Reproduce all records exactly.

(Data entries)
___

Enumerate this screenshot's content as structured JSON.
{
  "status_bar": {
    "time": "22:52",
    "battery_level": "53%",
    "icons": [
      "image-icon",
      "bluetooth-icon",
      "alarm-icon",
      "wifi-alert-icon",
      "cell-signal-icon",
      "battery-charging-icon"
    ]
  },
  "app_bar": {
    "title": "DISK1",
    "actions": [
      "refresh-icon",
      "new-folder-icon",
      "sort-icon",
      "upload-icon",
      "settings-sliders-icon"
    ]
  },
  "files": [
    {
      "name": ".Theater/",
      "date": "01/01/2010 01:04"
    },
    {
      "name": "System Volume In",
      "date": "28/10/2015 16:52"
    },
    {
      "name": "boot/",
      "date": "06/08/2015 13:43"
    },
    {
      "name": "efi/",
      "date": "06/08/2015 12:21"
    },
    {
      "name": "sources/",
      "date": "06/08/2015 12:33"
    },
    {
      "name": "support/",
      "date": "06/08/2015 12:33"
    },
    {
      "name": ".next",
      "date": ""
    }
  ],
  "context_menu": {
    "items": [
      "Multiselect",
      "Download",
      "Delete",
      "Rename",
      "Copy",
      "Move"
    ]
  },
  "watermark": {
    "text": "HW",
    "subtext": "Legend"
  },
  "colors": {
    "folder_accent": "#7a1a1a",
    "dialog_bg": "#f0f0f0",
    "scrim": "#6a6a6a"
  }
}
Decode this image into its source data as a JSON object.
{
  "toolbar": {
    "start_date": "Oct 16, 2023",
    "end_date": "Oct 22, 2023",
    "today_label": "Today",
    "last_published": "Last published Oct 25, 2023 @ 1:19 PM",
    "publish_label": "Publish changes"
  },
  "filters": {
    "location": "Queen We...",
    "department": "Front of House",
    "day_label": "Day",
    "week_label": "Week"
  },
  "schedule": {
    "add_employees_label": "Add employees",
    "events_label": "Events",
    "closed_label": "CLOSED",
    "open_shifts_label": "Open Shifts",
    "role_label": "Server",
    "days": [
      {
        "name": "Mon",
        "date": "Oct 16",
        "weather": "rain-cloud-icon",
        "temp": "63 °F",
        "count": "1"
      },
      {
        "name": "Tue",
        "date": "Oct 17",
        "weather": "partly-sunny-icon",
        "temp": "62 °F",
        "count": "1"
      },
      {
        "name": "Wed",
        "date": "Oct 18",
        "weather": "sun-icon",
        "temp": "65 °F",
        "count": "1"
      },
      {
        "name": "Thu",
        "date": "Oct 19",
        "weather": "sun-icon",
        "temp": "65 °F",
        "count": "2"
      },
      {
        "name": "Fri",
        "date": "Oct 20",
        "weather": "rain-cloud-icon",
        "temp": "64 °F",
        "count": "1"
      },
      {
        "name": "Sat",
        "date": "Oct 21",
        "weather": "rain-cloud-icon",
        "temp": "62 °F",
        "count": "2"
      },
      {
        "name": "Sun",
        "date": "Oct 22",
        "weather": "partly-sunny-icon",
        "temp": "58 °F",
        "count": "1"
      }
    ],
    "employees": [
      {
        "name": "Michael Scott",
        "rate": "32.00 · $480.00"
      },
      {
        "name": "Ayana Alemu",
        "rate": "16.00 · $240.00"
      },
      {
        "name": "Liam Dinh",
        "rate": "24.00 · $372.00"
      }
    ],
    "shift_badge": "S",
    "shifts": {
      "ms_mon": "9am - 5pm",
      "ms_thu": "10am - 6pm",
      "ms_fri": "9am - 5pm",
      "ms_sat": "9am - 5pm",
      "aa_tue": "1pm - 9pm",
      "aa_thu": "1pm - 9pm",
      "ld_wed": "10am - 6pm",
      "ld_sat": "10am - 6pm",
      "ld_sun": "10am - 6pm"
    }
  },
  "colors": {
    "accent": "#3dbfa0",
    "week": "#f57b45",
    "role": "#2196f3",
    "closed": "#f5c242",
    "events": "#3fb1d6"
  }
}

___

Result:
Enumerate this screenshot's content as structured JSON.
{
  "status_bar": {
    "time": "22:52",
    "battery_level": "53%",
    "icons": [
      "image-icon",
      "bluetooth-icon",
      "alarm-icon",
      "wifi-alert-icon",
      "cell-signal-icon",
      "battery-charging-icon"
    ]
  },
  "app_bar": {
    "title": "DISK1",
    "actions": [
      "refresh-icon",
      "new-folder-icon",
      "sort-icon",
      "upload-icon",
      "settings-sliders-icon"
    ]
  },
  "files": [
    {
      "name": ".Theater/",
      "date": "01/01/2010 01:04"
    },
    {
      "name": "System Volume In",
      "date": "28/10/2015 16:52"
    },
    {
      "name": "boot/",
      "date": "06/08/2015 13:43"
    },
    {
      "name": "efi/",
      "date": "06/08/2015 12:21"
    },
    {
      "name": "sources/",
      "date": "06/08/2015 12:33"
    },
    {
      "name": "support/",
      "date": "06/08/2015 12:33"
    },
    {
      "name": ".next",
      "date": ""
    }
  ],
  "context_menu": {
    "items": [
      "Multiselect",
      "Download",
      "Delete",
      "Rename",
      "Copy",
      "Move"
    ]
  },
  "watermark": {
    "text": "HW",
    "subtext": "Legend"
  },
  "colors": {
    "folder_accent": "#7a1a1a",
    "dialog_bg": "#f0f0f0",
    "scrim": "#6a6a6a"
  }
}
Decode this image into its source data as a JSON object.
{
  "toolbar": {
    "start_date": "Oct 16, 2023",
    "end_date": "Oct 22, 2023",
    "today_label": "Today",
    "last_published": "Last published Oct 25, 2023 @ 1:19 PM",
    "publish_label": "Publish changes"
  },
  "filters": {
    "location": "Queen We...",
    "department": "Front of House",
    "day_label": "Day",
    "week_label": "Week"
  },
  "schedule": {
    "add_employees_label": "Add employees",
    "events_label": "Events",
    "closed_label": "CLOSED",
    "open_shifts_label": "Open Shifts",
    "role_label": "Server",
    "days": [
      {
        "name": "Mon",
        "date": "Oct 16",
        "weather": "rain-cloud-icon",
        "temp": "63 °F",
        "count": "1"
      },
      {
        "name": "Tue",
        "date": "Oct 17",
        "weather": "partly-sunny-icon",
        "temp": "62 °F",
        "count": "1"
      },
      {
        "name": "Wed",
        "date": "Oct 18",
        "weather": "sun-icon",
        "temp": "65 °F",
        "count": "1"
      },
      {
        "name": "Thu",
        "date": "Oct 19",
        "weather": "sun-icon",
        "temp": "65 °F",
        "count": "2"
      },
      {
        "name": "Fri",
        "date": "Oct 20",
        "weather": "rain-cloud-icon",
        "temp": "64 °F",
        "count": "1"
      },
      {
        "name": "Sat",
        "date": "Oct 21",
        "weather": "rain-cloud-icon",
        "temp": "62 °F",
        "count": "2"
      },
      {
        "name": "Sun",
        "date": "Oct 22",
        "weather": "partly-sunny-icon",
        "temp": "58 °F",
        "count": "1"
      }
    ],
    "employees": [
      {
        "name": "Michael Scott",
        "rate": "32.00 · $480.00"
      },
      {
        "name": "Ayana Alemu",
        "rate": "16.00 · $240.00"
      },
      {
        "name": "Liam Dinh",
        "rate": "24.00 · $372.00"
      }
    ],
    "shift_badge": "S",
    "shifts": {
      "ms_mon": "9am - 5pm",
      "ms_thu": "10am - 6pm",
      "ms_fri": "9am - 5pm",
      "ms_sat": "9am - 5pm",
      "aa_tue": "1pm - 9pm",
      "aa_thu": "1pm - 9pm",
      "ld_wed": "10am - 6pm",
      "ld_sat": "10am - 6pm",
      "ld_sun": "10am - 6pm"
    }
  },
  "colors": {
    "accent": "#3dbfa0",
    "week": "#f57b45",
    "role": "#2196f3",
    "closed": "#f5c242",
    "events": "#3fb1d6"
  }
}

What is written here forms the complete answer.